[Direction]
"Accuracy" appears in how many lines of the entries? State only the number.
>> Start Record set
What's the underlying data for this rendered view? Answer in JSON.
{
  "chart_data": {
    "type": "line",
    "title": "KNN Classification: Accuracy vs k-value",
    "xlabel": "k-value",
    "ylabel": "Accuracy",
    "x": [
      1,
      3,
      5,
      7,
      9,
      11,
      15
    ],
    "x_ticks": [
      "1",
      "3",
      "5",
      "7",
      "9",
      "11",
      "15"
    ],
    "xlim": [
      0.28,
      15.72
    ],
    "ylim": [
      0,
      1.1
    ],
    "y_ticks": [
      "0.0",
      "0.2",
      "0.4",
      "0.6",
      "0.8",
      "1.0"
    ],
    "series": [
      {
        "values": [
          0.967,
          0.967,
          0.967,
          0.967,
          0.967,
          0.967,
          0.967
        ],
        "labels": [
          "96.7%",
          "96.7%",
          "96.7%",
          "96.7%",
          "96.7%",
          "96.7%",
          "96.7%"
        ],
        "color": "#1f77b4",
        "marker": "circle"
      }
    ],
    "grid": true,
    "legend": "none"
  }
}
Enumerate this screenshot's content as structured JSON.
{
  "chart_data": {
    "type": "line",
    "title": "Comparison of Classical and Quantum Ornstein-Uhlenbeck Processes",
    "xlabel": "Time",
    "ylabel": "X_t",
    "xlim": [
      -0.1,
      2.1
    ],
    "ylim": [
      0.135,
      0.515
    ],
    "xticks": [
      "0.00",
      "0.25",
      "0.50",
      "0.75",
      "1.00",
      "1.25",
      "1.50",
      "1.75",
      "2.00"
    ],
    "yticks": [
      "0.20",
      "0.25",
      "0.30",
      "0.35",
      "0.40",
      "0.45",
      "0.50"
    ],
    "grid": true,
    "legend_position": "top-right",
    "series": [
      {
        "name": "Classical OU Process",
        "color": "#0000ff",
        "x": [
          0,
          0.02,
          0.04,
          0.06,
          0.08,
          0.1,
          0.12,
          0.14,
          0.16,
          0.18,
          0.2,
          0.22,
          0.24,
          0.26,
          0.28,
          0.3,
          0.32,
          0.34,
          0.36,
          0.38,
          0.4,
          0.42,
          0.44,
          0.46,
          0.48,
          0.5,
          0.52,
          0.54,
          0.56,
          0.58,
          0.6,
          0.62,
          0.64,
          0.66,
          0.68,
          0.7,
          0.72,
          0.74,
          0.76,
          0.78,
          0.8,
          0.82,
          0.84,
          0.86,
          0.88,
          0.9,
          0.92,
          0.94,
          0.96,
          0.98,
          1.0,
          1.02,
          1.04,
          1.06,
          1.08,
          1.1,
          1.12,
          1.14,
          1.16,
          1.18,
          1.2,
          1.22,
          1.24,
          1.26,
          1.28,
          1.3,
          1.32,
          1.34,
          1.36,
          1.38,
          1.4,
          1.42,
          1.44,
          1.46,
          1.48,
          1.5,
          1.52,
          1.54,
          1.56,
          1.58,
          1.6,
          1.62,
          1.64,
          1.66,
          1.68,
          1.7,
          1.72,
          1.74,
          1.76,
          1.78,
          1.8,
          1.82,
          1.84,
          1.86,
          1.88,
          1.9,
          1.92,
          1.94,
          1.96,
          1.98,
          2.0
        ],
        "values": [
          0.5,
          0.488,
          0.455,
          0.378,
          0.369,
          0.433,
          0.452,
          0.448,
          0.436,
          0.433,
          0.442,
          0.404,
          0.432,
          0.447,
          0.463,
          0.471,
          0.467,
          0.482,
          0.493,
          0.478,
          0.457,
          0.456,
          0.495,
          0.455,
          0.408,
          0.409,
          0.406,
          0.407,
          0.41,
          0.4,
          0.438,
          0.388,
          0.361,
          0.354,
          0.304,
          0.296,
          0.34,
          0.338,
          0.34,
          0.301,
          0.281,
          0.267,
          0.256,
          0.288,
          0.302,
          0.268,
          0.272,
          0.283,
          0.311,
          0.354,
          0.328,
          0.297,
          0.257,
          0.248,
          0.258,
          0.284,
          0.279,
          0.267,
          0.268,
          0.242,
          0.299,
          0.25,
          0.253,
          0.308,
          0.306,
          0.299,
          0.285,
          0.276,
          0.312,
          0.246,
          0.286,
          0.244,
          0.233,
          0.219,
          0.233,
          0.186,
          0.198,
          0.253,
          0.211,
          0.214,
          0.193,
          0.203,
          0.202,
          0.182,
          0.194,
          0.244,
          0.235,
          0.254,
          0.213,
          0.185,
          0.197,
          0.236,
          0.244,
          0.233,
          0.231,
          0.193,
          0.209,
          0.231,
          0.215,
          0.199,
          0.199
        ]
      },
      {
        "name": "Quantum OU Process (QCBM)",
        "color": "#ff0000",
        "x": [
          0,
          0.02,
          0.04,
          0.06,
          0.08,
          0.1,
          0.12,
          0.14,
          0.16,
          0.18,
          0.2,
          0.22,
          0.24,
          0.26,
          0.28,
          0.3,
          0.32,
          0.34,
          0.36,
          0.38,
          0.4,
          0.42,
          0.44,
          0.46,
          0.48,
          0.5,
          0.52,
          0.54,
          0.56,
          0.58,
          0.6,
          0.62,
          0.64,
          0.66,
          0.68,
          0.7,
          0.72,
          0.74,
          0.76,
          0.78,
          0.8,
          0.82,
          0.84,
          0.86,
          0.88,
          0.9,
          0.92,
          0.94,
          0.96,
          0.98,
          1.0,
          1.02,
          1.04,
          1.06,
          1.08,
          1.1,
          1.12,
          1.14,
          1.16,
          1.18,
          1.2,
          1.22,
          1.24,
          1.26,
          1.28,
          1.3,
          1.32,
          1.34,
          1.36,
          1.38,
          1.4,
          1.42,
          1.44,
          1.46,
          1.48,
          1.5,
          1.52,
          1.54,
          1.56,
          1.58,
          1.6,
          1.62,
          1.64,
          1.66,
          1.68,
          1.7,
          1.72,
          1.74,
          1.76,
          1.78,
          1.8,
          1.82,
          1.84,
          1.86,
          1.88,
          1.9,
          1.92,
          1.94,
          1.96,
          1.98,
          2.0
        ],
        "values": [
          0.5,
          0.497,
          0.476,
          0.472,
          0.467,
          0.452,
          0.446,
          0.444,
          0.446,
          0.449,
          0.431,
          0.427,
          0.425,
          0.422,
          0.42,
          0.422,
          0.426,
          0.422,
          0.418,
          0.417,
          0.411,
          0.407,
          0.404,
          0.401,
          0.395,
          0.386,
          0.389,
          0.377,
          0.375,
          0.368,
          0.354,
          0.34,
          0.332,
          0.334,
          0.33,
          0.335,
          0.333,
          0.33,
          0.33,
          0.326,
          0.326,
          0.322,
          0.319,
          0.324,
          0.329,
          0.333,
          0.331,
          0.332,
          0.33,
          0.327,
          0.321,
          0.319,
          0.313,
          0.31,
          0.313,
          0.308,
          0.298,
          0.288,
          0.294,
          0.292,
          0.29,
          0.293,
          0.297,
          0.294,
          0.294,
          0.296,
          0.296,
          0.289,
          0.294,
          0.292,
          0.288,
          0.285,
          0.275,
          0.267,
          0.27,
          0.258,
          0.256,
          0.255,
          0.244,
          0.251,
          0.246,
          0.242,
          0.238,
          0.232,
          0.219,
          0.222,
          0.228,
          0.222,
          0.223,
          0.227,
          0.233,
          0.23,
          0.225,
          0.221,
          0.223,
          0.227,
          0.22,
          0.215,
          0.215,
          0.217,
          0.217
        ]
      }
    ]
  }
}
>> End Record set
[Answer in full]
2